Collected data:

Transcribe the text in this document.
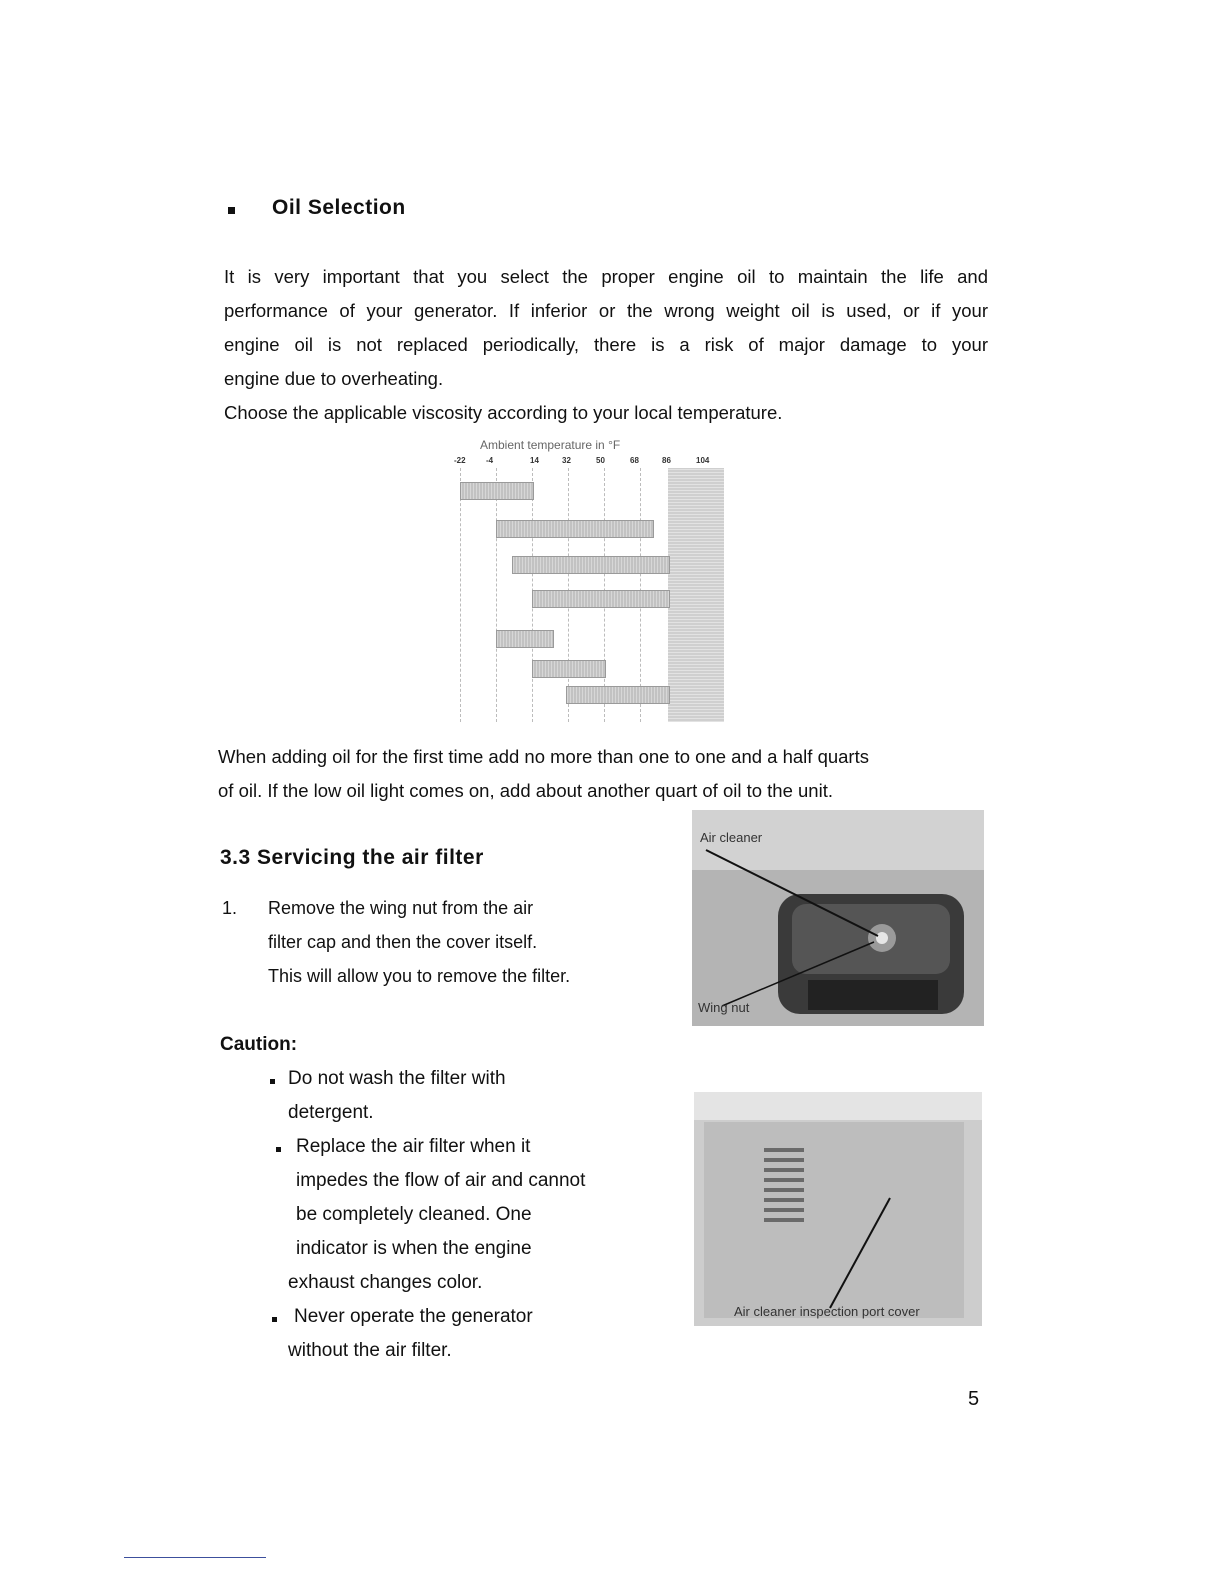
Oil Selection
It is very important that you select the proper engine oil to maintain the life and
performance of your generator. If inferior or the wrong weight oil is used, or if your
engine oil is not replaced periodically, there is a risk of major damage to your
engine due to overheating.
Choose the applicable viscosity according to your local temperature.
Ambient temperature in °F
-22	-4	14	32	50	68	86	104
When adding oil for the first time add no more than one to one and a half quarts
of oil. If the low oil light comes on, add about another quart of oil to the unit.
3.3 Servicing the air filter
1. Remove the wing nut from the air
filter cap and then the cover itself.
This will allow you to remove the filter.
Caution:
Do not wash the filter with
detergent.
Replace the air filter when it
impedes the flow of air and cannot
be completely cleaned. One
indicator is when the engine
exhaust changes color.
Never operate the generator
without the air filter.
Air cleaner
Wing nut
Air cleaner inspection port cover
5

### What you will do
Each line of the data should be quoted exactly, with pictures left out.

### Right answer
Transcribe the text in this document.
Oil Selection
It is very important that you select the proper engine oil to maintain the life and
performance of your generator. If inferior or the wrong weight oil is used, or if your
engine oil is not replaced periodically, there is a risk of major damage to your
engine due to overheating.
Choose the applicable viscosity according to your local temperature.
Ambient temperature in °F
-22	-4	14	32	50	68	86	104
When adding oil for the first time add no more than one to one and a half quarts
of oil. If the low oil light comes on, add about another quart of oil to the unit.
3.3 Servicing the air filter
1. Remove the wing nut from the air
filter cap and then the cover itself.
This will allow you to remove the filter.
Caution:
Do not wash the filter with
detergent.
Replace the air filter when it
impedes the flow of air and cannot
be completely cleaned. One
indicator is when the engine
exhaust changes color.
Never operate the generator
without the air filter.
Air cleaner
Wing nut
Air cleaner inspection port cover
5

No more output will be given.